Please extract, word for word, the passage of the Canadian blue-chip stocks article below, starting at "Market volatility is" and ending at "earnings and dividends.".

───── Quoted text ─────

S&P 500 5,278.40 +0.45% NASDAQ 16,755.02 +0.67% DOW JONES 38,886.57 +0.32% RUSSELL 2000 2,084.45 +0.15% VIX 13.42 -1.52% GOLD 2,348.30 +0.21% OIL (WTI) 78.62 +0.18% US 10Y 4.28% -0.04%
All articles Commodities

3 Canadian Blue-Chip Stocks to Hold Through 2026 and Beyond

3 Canadian Blue-Chip Stocks to Hold Through 2026 and Beyond

Market volatility is inevitable, but investors who focus on high-quality blue-chip companies can often ride out short-term uncertainty while building long-term wealth. The best blue-chip stocks combine durable business models, strong balance sheets, and shareholder-friendly management teams that consistently grow earnings and dividends.

If you’re looking for Canadian stocks to buy and hold through 2026 and well beyond, these three companies should be on your watchlist for their resilient operations, attractive valuations, and long-term growth potential.

A defensive dividend grower

Empire (TSX:EMP.A) is one of Canada’s leading grocery retailers, operating more than 1,600 stores across all 10 provinces. Its portfolio includes well-known banners such as Sobeys, Safeway, IGA, FreshCo, Farm Boy, Longo’s, Foodland, Thrifty Foods, and Lawtons Drugs.

───── Excerpted records ─────

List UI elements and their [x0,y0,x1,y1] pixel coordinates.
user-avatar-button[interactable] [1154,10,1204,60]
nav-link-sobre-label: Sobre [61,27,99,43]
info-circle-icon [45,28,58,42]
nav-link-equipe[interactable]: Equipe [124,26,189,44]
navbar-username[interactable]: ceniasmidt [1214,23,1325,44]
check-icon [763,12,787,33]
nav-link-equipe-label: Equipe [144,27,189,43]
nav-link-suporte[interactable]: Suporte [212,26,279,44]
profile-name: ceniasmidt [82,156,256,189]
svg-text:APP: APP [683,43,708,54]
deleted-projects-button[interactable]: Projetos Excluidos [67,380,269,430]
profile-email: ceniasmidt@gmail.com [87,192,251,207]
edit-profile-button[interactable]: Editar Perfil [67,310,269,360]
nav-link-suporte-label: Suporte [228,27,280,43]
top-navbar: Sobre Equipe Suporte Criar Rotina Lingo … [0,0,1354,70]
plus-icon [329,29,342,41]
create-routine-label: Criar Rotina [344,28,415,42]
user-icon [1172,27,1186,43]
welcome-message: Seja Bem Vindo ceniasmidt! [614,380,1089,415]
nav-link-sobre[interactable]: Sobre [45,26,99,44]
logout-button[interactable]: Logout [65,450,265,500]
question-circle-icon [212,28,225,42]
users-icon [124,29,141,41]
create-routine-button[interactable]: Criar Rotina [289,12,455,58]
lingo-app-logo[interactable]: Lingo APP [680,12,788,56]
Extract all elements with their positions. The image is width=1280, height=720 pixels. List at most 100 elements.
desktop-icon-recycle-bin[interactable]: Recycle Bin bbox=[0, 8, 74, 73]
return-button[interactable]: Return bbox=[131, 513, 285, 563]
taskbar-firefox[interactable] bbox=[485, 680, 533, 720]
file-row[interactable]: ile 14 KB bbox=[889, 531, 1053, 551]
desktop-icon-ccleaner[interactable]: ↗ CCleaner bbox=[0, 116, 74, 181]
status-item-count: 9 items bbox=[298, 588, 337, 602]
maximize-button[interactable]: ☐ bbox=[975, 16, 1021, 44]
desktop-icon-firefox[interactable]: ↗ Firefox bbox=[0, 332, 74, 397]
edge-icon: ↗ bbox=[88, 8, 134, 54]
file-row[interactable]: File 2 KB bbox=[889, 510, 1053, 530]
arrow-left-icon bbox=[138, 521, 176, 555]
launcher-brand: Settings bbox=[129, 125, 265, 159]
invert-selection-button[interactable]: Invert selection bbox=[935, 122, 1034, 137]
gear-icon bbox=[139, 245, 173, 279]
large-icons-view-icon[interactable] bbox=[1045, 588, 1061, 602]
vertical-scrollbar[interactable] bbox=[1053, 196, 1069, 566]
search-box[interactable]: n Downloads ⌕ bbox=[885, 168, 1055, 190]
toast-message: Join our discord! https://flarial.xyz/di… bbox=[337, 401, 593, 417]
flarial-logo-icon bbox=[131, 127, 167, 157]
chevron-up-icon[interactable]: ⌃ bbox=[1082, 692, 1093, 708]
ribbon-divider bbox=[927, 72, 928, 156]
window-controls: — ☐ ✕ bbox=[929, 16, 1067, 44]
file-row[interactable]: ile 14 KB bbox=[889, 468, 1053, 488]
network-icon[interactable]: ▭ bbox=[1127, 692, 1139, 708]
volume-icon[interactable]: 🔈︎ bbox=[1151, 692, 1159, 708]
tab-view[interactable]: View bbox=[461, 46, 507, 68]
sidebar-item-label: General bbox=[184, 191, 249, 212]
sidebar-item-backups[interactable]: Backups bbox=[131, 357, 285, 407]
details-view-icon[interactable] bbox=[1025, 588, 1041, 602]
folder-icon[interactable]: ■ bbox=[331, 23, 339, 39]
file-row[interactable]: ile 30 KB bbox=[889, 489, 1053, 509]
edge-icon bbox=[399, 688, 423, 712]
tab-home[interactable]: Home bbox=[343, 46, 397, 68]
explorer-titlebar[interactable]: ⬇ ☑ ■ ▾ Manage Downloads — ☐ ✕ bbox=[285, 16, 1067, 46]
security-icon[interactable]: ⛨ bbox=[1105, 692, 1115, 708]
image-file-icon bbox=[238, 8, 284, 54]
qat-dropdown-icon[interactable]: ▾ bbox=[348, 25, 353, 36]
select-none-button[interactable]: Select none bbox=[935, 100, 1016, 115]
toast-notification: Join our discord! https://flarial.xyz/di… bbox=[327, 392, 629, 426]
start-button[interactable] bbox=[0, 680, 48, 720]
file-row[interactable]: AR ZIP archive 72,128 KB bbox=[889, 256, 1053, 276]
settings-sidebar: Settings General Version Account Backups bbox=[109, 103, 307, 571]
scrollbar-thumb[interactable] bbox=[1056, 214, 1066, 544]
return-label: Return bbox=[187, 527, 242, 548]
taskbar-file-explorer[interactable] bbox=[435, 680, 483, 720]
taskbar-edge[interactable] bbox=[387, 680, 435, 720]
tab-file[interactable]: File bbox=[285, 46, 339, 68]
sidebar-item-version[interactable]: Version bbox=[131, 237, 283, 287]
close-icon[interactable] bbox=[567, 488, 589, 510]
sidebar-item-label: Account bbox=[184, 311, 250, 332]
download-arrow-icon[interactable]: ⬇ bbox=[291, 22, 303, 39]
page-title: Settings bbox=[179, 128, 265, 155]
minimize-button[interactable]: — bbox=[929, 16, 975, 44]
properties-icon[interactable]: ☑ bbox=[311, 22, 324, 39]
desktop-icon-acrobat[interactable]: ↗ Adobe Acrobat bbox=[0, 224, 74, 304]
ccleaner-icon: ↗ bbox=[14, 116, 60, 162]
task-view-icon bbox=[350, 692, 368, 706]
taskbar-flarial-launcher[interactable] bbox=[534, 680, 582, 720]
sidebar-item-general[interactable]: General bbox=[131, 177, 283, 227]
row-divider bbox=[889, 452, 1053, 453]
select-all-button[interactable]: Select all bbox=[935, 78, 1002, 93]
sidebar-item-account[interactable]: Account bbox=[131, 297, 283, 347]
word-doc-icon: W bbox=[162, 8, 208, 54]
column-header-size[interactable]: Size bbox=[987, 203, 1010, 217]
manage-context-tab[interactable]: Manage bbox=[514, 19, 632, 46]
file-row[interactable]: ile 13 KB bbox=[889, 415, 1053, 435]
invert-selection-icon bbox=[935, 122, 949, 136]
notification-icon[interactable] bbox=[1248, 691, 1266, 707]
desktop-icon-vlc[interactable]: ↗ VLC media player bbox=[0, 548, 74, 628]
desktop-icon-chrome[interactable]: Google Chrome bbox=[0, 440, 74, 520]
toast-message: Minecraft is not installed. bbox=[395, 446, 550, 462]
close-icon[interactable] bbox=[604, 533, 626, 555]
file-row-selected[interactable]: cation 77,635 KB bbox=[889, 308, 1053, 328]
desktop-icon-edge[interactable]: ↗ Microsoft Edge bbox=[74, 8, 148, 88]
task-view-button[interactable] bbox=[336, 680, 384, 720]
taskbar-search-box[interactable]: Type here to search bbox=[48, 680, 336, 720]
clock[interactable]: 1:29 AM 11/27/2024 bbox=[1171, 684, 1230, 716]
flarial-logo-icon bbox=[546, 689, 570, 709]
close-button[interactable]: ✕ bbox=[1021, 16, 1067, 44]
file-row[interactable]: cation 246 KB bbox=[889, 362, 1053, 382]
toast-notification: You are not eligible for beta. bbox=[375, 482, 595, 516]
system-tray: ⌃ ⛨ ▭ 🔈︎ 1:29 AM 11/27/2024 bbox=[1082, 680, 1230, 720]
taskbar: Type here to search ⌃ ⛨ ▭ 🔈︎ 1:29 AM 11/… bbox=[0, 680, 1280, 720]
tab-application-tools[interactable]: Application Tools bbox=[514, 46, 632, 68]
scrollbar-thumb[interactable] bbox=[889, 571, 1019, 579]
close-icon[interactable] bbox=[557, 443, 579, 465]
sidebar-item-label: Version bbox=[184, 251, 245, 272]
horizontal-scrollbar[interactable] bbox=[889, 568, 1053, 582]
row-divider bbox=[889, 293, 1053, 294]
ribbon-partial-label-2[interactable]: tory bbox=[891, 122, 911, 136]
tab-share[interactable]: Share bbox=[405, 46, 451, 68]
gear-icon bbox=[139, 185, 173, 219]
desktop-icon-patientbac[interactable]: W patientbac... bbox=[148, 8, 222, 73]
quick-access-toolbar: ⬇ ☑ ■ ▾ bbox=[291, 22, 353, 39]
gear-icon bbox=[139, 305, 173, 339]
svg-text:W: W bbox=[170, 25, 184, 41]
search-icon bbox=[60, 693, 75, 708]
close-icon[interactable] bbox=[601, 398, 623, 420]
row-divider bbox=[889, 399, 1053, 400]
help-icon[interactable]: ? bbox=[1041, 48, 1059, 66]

─────

_Task response:_
Market volatility is inevitable, but investors who focus on high-quality blue-chip companies can often ride out short-term uncertainty while building long-term wealth. The best blue-chip stocks combine durable business models, strong balance sheets, and shareholder-friendly management teams that consistently grow earnings and dividends.